Data for the task ::
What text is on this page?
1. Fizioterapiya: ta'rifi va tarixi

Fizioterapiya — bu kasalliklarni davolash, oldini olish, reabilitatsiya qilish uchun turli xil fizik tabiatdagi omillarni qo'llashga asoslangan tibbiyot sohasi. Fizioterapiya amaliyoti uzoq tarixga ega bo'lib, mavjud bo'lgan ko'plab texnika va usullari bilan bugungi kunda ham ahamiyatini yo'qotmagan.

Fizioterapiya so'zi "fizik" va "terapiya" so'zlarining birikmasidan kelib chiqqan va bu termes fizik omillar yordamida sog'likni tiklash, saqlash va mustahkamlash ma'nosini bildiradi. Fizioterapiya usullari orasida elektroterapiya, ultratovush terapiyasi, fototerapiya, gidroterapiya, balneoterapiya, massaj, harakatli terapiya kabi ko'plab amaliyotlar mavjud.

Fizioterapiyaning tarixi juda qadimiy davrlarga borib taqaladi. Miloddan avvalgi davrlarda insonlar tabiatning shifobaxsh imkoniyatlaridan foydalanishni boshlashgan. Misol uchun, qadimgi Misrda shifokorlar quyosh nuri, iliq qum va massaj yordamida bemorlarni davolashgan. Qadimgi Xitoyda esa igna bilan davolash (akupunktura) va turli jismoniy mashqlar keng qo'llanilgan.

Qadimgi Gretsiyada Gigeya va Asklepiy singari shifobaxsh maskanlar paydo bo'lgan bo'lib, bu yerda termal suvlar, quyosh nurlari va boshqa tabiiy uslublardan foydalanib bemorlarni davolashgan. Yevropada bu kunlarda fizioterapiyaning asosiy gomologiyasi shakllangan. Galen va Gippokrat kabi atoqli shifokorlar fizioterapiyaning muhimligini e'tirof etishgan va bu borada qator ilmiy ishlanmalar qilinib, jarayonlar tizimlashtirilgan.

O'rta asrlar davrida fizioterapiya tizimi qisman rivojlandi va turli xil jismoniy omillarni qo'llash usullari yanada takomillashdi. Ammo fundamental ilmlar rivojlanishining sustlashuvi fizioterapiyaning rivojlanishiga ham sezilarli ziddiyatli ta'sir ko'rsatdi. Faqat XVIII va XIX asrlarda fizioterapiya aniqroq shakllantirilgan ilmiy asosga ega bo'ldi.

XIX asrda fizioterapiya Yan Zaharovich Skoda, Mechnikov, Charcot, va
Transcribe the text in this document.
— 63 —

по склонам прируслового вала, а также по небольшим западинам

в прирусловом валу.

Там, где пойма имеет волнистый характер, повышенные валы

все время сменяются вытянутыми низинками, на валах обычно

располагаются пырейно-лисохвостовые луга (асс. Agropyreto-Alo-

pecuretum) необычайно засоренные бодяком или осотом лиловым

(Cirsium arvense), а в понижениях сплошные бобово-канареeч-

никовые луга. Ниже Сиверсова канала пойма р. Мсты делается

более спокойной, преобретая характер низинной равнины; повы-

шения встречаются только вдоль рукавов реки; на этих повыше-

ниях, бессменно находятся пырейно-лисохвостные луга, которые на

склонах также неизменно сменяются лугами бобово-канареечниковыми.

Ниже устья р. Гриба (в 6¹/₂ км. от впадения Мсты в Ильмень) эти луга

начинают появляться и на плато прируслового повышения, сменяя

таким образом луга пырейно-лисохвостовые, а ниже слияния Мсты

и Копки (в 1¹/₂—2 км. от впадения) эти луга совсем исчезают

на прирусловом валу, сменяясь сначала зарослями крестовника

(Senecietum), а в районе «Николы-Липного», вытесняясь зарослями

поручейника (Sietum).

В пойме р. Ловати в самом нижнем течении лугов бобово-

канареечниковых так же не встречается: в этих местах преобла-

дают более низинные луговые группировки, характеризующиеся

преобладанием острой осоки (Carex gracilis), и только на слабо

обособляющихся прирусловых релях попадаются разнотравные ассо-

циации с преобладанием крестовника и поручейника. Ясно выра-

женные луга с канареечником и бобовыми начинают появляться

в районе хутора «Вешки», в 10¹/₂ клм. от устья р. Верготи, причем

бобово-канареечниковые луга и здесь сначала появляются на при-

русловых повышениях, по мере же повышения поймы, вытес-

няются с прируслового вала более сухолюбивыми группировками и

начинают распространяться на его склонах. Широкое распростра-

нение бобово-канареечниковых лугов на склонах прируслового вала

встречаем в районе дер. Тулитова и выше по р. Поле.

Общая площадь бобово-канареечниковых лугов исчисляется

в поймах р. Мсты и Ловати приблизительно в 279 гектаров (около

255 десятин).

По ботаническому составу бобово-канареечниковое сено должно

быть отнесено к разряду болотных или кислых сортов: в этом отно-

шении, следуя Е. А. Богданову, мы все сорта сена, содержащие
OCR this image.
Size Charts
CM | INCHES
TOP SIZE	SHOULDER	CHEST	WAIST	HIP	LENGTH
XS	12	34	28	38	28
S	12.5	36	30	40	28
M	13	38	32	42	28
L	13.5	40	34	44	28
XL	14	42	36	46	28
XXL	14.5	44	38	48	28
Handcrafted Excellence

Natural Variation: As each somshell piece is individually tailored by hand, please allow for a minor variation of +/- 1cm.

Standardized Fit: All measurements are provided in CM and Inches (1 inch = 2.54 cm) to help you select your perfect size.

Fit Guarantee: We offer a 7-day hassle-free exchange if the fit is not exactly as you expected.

Prompt ::
Reproduce the material verbatim, line by line.

Problem solution ::
What text is on this page?
1. Fizioterapiya: ta'rifi va tarixi

Fizioterapiya — bu kasalliklarni davolash, oldini olish, reabilitatsiya qilish uchun turli xil fizik tabiatdagi omillarni qo'llashga asoslangan tibbiyot sohasi. Fizioterapiya amaliyoti uzoq tarixga ega bo'lib, mavjud bo'lgan ko'plab texnika va usullari bilan bugungi kunda ham ahamiyatini yo'qotmagan.

Fizioterapiya so'zi "fizik" va "terapiya" so'zlarining birikmasidan kelib chiqqan va bu termes fizik omillar yordamida sog'likni tiklash, saqlash va mustahkamlash ma'nosini bildiradi. Fizioterapiya usullari orasida elektroterapiya, ultratovush terapiyasi, fototerapiya, gidroterapiya, balneoterapiya, massaj, harakatli terapiya kabi ko'plab amaliyotlar mavjud.

Fizioterapiyaning tarixi juda qadimiy davrlarga borib taqaladi. Miloddan avvalgi davrlarda insonlar tabiatning shifobaxsh imkoniyatlaridan foydalanishni boshlashgan. Misol uchun, qadimgi Misrda shifokorlar quyosh nuri, iliq qum va massaj yordamida bemorlarni davolashgan. Qadimgi Xitoyda esa igna bilan davolash (akupunktura) va turli jismoniy mashqlar keng qo'llanilgan.

Qadimgi Gretsiyada Gigeya va Asklepiy singari shifobaxsh maskanlar paydo bo'lgan bo'lib, bu yerda termal suvlar, quyosh nurlari va boshqa tabiiy uslublardan foydalanib bemorlarni davolashgan. Yevropada bu kunlarda fizioterapiyaning asosiy gomologiyasi shakllangan. Galen va Gippokrat kabi atoqli shifokorlar fizioterapiyaning muhimligini e'tirof etishgan va bu borada qator ilmiy ishlanmalar qilinib, jarayonlar tizimlashtirilgan.

O'rta asrlar davrida fizioterapiya tizimi qisman rivojlandi va turli xil jismoniy omillarni qo'llash usullari yanada takomillashdi. Ammo fundamental ilmlar rivojlanishining sustlashuvi fizioterapiyaning rivojlanishiga ham sezilarli ziddiyatli ta'sir ko'rsatdi. Faqat XVIII va XIX asrlarda fizioterapiya aniqroq shakllantirilgan ilmiy asosga ega bo'ldi.

XIX asrda fizioterapiya Yan Zaharovich Skoda, Mechnikov, Charcot, va
Transcribe the text in this document.
— 63 —

по склонам прируслового вала, а также по небольшим западинам

в прирусловом валу.

Там, где пойма имеет волнистый характер, повышенные валы

все время сменяются вытянутыми низинками, на валах обычно

располагаются пырейно-лисохвостовые луга (асс. Agropyreto-Alo-

pecuretum) необычайно засоренные бодяком или осотом лиловым

(Cirsium arvense), а в понижениях сплошные бобово-канареeч-

никовые луга. Ниже Сиверсова канала пойма р. Мсты делается

более спокойной, преобретая характер низинной равнины; повы-

шения встречаются только вдоль рукавов реки; на этих повыше-

ниях, бессменно находятся пырейно-лисохвостные луга, которые на

склонах также неизменно сменяются лугами бобово-канареечниковыми.

Ниже устья р. Гриба (в 6¹/₂ км. от впадения Мсты в Ильмень) эти луга

начинают появляться и на плато прируслового повышения, сменяя

таким образом луга пырейно-лисохвостовые, а ниже слияния Мсты

и Копки (в 1¹/₂—2 км. от впадения) эти луга совсем исчезают

на прирусловом валу, сменяясь сначала зарослями крестовника

(Senecietum), а в районе «Николы-Липного», вытесняясь зарослями

поручейника (Sietum).

В пойме р. Ловати в самом нижнем течении лугов бобово-

канареечниковых так же не встречается: в этих местах преобла-

дают более низинные луговые группировки, характеризующиеся

преобладанием острой осоки (Carex gracilis), и только на слабо

обособляющихся прирусловых релях попадаются разнотравные ассо-

циации с преобладанием крестовника и поручейника. Ясно выра-

женные луга с канареечником и бобовыми начинают появляться

в районе хутора «Вешки», в 10¹/₂ клм. от устья р. Верготи, причем

бобово-канареечниковые луга и здесь сначала появляются на при-

русловых повышениях, по мере же повышения поймы, вытес-

няются с прируслового вала более сухолюбивыми группировками и

начинают распространяться на его склонах. Широкое распростра-

нение бобово-канареечниковых лугов на склонах прируслового вала

встречаем в районе дер. Тулитова и выше по р. Поле.

Общая площадь бобово-канареечниковых лугов исчисляется

в поймах р. Мсты и Ловати приблизительно в 279 гектаров (около

255 десятин).

По ботаническому составу бобово-канареечниковое сено должно

быть отнесено к разряду болотных или кислых сортов: в этом отно-

шении, следуя Е. А. Богданову, мы все сорта сена, содержащие
OCR this image.
Size Charts
CM | INCHES
TOP SIZE	SHOULDER	CHEST	WAIST	HIP	LENGTH
XS	12	34	28	38	28
S	12.5	36	30	40	28
M	13	38	32	42	28
L	13.5	40	34	44	28
XL	14	42	36	46	28
XXL	14.5	44	38	48	28
Handcrafted Excellence

Natural Variation: As each somshell piece is individually tailored by hand, please allow for a minor variation of +/- 1cm.

Standardized Fit: All measurements are provided in CM and Inches (1 inch = 2.54 cm) to help you select your perfect size.

Fit Guarantee: We offer a 7-day hassle-free exchange if the fit is not exactly as you expected.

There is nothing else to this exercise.